### Do this
Of the lines in this listing, how many contain the word "Therapieplatz"? Give the number and nothing else.

### Extracted records
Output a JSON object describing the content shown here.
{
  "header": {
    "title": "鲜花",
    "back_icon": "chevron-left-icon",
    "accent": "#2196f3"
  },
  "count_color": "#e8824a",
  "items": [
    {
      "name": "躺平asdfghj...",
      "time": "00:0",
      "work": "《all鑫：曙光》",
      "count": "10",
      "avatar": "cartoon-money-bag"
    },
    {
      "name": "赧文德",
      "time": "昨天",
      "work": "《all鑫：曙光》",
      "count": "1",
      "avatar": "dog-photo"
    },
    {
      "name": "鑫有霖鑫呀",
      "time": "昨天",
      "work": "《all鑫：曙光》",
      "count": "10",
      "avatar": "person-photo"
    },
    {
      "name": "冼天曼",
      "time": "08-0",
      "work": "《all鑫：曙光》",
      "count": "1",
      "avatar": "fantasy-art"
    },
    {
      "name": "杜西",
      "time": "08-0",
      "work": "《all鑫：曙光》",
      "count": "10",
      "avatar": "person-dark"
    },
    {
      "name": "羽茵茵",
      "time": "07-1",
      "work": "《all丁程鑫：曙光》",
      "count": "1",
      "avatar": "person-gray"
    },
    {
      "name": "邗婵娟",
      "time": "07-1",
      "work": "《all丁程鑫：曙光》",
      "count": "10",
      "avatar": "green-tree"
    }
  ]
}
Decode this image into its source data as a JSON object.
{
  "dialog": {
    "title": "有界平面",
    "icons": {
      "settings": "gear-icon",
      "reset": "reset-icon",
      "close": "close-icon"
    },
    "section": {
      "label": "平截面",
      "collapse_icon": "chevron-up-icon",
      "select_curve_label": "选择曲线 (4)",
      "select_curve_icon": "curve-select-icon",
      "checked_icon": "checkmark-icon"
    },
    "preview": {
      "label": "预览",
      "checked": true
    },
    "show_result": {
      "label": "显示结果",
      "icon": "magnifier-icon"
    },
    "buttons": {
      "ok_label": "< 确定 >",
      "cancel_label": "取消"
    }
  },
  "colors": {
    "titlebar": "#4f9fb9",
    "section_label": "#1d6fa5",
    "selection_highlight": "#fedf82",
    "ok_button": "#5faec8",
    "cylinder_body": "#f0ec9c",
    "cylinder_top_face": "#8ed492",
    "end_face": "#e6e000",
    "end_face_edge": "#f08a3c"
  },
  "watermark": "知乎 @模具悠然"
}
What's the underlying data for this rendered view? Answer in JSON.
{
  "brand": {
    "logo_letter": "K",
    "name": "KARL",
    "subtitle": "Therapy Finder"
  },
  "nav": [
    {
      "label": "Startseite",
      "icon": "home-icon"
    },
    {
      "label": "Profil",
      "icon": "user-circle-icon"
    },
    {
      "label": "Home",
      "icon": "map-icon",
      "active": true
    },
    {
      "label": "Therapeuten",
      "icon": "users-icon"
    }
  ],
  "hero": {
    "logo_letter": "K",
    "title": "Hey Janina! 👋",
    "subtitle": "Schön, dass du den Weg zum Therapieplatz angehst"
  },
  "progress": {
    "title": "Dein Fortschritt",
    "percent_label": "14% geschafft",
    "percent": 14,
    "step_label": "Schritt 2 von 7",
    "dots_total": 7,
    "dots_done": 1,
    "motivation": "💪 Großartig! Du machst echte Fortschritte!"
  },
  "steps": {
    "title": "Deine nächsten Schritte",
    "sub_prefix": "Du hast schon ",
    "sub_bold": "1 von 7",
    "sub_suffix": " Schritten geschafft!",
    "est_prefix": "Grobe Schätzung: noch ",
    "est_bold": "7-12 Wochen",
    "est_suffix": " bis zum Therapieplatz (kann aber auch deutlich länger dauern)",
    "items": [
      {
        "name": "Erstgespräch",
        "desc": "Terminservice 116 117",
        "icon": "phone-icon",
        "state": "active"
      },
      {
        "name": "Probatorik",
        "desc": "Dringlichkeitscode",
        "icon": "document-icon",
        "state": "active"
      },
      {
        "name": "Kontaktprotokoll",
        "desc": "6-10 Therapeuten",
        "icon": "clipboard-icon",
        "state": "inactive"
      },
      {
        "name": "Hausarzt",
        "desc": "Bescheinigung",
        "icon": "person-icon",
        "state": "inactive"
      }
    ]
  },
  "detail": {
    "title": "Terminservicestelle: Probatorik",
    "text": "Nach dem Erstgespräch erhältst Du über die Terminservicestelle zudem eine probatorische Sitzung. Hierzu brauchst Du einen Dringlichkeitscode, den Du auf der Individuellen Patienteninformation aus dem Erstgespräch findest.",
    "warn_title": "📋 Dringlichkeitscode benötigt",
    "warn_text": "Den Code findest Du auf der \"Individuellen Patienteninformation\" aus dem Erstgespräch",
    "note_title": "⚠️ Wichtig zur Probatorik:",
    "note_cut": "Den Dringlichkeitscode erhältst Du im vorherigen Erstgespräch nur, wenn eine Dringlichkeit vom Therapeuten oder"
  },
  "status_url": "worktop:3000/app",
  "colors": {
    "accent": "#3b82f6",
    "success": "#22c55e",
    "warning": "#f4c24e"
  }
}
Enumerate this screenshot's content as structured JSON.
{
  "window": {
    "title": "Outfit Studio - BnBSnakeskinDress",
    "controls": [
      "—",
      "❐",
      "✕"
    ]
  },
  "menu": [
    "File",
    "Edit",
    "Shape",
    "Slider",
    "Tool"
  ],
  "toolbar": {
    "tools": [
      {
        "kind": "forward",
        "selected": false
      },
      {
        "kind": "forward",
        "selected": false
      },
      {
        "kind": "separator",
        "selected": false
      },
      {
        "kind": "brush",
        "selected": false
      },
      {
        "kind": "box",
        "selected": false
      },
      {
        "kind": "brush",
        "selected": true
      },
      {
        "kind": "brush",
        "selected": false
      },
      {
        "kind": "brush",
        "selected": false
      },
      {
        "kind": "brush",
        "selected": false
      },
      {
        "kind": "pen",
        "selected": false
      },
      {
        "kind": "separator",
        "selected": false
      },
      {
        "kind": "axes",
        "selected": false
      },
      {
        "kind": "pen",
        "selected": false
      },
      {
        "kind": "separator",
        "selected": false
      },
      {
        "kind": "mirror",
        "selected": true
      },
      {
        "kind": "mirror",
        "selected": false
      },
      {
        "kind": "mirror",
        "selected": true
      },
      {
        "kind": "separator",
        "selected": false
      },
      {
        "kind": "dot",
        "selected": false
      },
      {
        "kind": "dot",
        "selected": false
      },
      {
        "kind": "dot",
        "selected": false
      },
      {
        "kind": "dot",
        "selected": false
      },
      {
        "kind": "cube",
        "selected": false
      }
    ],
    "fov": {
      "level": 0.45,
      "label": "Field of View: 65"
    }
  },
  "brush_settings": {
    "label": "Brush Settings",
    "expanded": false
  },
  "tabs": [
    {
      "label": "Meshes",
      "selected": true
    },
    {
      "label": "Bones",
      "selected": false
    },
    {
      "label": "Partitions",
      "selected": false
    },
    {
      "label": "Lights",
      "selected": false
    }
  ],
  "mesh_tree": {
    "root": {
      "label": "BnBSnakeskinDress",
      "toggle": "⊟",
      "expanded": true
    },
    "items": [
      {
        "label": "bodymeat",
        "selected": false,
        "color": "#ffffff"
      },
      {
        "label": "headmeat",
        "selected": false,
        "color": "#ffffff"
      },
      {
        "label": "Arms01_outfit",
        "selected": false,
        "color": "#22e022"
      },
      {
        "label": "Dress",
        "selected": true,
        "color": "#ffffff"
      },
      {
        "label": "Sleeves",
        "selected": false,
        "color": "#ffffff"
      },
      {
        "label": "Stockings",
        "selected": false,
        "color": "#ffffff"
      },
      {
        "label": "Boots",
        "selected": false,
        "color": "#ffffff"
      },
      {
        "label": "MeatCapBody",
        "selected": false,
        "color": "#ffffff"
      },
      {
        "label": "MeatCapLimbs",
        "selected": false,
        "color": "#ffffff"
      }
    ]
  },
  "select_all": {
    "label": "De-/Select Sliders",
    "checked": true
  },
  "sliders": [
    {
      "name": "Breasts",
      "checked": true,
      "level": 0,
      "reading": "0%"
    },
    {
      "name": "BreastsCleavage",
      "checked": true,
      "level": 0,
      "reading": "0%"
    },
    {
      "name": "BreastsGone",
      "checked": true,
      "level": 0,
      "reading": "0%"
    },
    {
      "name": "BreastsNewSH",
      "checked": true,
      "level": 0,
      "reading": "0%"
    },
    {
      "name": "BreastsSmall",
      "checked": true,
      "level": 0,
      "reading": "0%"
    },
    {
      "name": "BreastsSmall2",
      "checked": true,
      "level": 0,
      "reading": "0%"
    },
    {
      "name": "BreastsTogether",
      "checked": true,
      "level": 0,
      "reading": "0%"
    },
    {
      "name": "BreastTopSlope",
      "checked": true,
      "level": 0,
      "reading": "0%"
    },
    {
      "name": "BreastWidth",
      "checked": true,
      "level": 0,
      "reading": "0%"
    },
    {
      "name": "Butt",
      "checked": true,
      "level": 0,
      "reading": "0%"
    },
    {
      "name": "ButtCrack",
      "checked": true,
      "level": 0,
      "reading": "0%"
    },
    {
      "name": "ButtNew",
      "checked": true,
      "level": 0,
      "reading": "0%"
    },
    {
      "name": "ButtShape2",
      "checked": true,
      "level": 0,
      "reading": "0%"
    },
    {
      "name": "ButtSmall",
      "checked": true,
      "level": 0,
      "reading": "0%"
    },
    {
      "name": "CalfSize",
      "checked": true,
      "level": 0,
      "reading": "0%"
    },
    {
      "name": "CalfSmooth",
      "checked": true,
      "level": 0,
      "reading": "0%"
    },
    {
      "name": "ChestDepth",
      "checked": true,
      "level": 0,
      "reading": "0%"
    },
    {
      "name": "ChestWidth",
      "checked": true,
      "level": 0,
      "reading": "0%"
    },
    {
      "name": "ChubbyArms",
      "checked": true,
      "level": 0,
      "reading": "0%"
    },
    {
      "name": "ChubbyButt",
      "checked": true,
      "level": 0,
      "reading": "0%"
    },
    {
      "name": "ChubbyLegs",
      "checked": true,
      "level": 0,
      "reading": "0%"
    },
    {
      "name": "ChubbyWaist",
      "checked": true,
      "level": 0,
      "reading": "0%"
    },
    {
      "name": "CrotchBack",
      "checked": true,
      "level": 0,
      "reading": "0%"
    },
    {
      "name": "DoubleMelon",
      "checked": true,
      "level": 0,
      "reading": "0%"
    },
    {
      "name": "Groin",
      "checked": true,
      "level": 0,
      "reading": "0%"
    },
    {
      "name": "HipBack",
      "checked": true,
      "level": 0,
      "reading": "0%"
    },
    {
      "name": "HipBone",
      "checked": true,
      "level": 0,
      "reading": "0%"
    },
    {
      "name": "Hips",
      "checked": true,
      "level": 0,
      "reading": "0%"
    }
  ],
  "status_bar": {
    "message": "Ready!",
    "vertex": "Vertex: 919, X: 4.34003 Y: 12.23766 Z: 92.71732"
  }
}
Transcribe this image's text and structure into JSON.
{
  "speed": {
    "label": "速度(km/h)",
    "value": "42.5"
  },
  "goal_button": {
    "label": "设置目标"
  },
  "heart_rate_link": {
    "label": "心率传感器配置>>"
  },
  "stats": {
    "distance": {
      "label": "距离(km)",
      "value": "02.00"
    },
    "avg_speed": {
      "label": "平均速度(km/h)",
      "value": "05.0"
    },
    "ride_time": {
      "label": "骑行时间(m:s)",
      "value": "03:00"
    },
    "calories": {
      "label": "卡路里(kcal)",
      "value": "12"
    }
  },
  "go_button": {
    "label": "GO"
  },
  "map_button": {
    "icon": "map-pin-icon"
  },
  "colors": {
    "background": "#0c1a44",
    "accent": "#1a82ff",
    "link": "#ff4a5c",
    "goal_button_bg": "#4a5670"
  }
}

### The solution
2